• The records
^^^^^^^^^^^^^^^^
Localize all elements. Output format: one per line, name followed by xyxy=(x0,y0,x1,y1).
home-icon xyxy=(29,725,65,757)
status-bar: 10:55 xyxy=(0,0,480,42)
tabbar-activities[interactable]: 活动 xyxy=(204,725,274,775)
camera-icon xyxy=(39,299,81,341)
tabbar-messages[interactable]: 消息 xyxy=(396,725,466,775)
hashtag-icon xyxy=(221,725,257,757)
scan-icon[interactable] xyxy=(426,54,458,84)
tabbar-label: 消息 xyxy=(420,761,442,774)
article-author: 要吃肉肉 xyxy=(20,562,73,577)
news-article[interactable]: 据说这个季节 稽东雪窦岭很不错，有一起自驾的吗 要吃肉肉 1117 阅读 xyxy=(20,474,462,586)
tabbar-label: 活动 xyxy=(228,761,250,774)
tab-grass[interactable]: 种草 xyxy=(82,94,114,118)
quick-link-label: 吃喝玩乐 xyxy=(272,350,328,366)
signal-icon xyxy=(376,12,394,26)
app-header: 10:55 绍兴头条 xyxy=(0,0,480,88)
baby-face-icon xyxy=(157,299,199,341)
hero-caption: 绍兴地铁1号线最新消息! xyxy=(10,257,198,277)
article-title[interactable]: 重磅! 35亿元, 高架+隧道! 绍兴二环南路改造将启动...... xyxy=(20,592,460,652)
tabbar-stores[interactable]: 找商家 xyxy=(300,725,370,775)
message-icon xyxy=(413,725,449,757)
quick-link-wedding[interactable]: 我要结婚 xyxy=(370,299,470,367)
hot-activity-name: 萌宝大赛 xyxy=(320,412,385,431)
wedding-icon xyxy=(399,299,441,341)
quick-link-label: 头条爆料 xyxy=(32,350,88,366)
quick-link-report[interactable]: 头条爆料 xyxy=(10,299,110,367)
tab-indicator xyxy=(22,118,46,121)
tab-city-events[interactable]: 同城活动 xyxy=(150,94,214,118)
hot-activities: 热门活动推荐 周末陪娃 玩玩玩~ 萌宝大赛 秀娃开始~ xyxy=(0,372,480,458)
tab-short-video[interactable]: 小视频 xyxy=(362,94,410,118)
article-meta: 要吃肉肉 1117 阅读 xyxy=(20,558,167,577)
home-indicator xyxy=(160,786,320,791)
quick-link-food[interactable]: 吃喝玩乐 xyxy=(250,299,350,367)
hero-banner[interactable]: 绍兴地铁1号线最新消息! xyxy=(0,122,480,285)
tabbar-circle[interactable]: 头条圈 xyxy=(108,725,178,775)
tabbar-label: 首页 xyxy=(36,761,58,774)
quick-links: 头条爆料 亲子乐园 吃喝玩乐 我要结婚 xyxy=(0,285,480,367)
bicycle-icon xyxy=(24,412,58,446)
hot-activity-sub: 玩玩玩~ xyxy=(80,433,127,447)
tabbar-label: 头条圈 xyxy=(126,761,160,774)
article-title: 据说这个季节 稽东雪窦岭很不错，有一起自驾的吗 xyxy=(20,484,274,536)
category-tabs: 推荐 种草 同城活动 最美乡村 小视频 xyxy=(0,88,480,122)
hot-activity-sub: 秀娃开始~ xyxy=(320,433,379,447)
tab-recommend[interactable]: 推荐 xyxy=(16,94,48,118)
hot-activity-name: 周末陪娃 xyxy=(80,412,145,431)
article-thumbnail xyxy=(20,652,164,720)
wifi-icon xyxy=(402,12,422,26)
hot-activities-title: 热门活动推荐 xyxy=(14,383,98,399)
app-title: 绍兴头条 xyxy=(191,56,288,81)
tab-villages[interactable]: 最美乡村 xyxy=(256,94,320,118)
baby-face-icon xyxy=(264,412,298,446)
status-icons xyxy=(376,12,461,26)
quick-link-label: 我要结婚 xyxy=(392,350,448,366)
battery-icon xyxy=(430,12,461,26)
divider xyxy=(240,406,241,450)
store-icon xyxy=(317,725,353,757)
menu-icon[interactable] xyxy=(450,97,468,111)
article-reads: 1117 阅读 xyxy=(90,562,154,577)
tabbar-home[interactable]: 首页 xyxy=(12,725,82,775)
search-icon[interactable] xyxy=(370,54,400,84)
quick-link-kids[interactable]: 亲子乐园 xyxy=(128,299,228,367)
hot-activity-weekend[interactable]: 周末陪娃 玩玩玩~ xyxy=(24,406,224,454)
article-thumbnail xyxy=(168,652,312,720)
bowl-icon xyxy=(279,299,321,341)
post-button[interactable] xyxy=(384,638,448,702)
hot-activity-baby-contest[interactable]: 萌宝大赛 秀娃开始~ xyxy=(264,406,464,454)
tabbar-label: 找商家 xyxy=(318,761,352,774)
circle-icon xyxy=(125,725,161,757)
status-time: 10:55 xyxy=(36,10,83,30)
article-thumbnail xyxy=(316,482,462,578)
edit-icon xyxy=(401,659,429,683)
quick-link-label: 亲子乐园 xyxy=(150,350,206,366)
^^^^^^^^^^^^^^^^
• Exercise goal
Rename every "article-thumbnail" in the records to "article-image" and give all the lines again, leaving everything else unchanged.

• Solution to the problem
Localize all elements. Output format: one per line, name followed by xyxy=(x0,y0,x1,y1).
home-icon xyxy=(29,725,65,757)
status-bar: 10:55 xyxy=(0,0,480,42)
tabbar-activities[interactable]: 活动 xyxy=(204,725,274,775)
camera-icon xyxy=(39,299,81,341)
tabbar-messages[interactable]: 消息 xyxy=(396,725,466,775)
hashtag-icon xyxy=(221,725,257,757)
scan-icon[interactable] xyxy=(426,54,458,84)
tabbar-label: 消息 xyxy=(420,761,442,774)
article-author: 要吃肉肉 xyxy=(20,562,73,577)
news-article[interactable]: 据说这个季节 稽东雪窦岭很不错，有一起自驾的吗 要吃肉肉 1117 阅读 xyxy=(20,474,462,586)
tabbar-label: 活动 xyxy=(228,761,250,774)
tab-grass[interactable]: 种草 xyxy=(82,94,114,118)
quick-link-label: 吃喝玩乐 xyxy=(272,350,328,366)
signal-icon xyxy=(376,12,394,26)
app-header: 10:55 绍兴头条 xyxy=(0,0,480,88)
baby-face-icon xyxy=(157,299,199,341)
hero-caption: 绍兴地铁1号线最新消息! xyxy=(10,257,198,277)
article-title[interactable]: 重磅! 35亿元, 高架+隧道! 绍兴二环南路改造将启动...... xyxy=(20,592,460,652)
tabbar-stores[interactable]: 找商家 xyxy=(300,725,370,775)
message-icon xyxy=(413,725,449,757)
quick-link-wedding[interactable]: 我要结婚 xyxy=(370,299,470,367)
hot-activity-name: 萌宝大赛 xyxy=(320,412,385,431)
wedding-icon xyxy=(399,299,441,341)
quick-link-label: 头条爆料 xyxy=(32,350,88,366)
quick-link-report[interactable]: 头条爆料 xyxy=(10,299,110,367)
tab-indicator xyxy=(22,118,46,121)
tab-city-events[interactable]: 同城活动 xyxy=(150,94,214,118)
hot-activities: 热门活动推荐 周末陪娃 玩玩玩~ 萌宝大赛 秀娃开始~ xyxy=(0,372,480,458)
tab-short-video[interactable]: 小视频 xyxy=(362,94,410,118)
article-meta: 要吃肉肉 1117 阅读 xyxy=(20,558,167,577)
home-indicator xyxy=(160,786,320,791)
quick-link-food[interactable]: 吃喝玩乐 xyxy=(250,299,350,367)
hero-banner[interactable]: 绍兴地铁1号线最新消息! xyxy=(0,122,480,285)
tabbar-circle[interactable]: 头条圈 xyxy=(108,725,178,775)
tabbar-label: 首页 xyxy=(36,761,58,774)
quick-links: 头条爆料 亲子乐园 吃喝玩乐 我要结婚 xyxy=(0,285,480,367)
bicycle-icon xyxy=(24,412,58,446)
hot-activity-sub: 玩玩玩~ xyxy=(80,433,127,447)
tabbar-label: 头条圈 xyxy=(126,761,160,774)
article-title: 据说这个季节 稽东雪窦岭很不错，有一起自驾的吗 xyxy=(20,484,274,536)
category-tabs: 推荐 种草 同城活动 最美乡村 小视频 xyxy=(0,88,480,122)
hot-activity-sub: 秀娃开始~ xyxy=(320,433,379,447)
tab-recommend[interactable]: 推荐 xyxy=(16,94,48,118)
hot-activity-name: 周末陪娃 xyxy=(80,412,145,431)
article-image xyxy=(20,652,164,720)
wifi-icon xyxy=(402,12,422,26)
hot-activities-title: 热门活动推荐 xyxy=(14,383,98,399)
app-title: 绍兴头条 xyxy=(191,56,288,81)
tab-villages[interactable]: 最美乡村 xyxy=(256,94,320,118)
baby-face-icon xyxy=(264,412,298,446)
status-icons xyxy=(376,12,461,26)
quick-link-label: 我要结婚 xyxy=(392,350,448,366)
battery-icon xyxy=(430,12,461,26)
divider xyxy=(240,406,241,450)
store-icon xyxy=(317,725,353,757)
menu-icon[interactable] xyxy=(450,97,468,111)
article-reads: 1117 阅读 xyxy=(90,562,154,577)
tabbar-home[interactable]: 首页 xyxy=(12,725,82,775)
search-icon[interactable] xyxy=(370,54,400,84)
quick-link-kids[interactable]: 亲子乐园 xyxy=(128,299,228,367)
hot-activity-weekend[interactable]: 周末陪娃 玩玩玩~ xyxy=(24,406,224,454)
article-image xyxy=(168,652,312,720)
bowl-icon xyxy=(279,299,321,341)
post-button[interactable] xyxy=(384,638,448,702)
hot-activity-baby-contest[interactable]: 萌宝大赛 秀娃开始~ xyxy=(264,406,464,454)
tabbar-label: 找商家 xyxy=(318,761,352,774)
circle-icon xyxy=(125,725,161,757)
status-time: 10:55 xyxy=(36,10,83,30)
article-image xyxy=(316,482,462,578)
edit-icon xyxy=(401,659,429,683)
quick-link-label: 亲子乐园 xyxy=(150,350,206,366)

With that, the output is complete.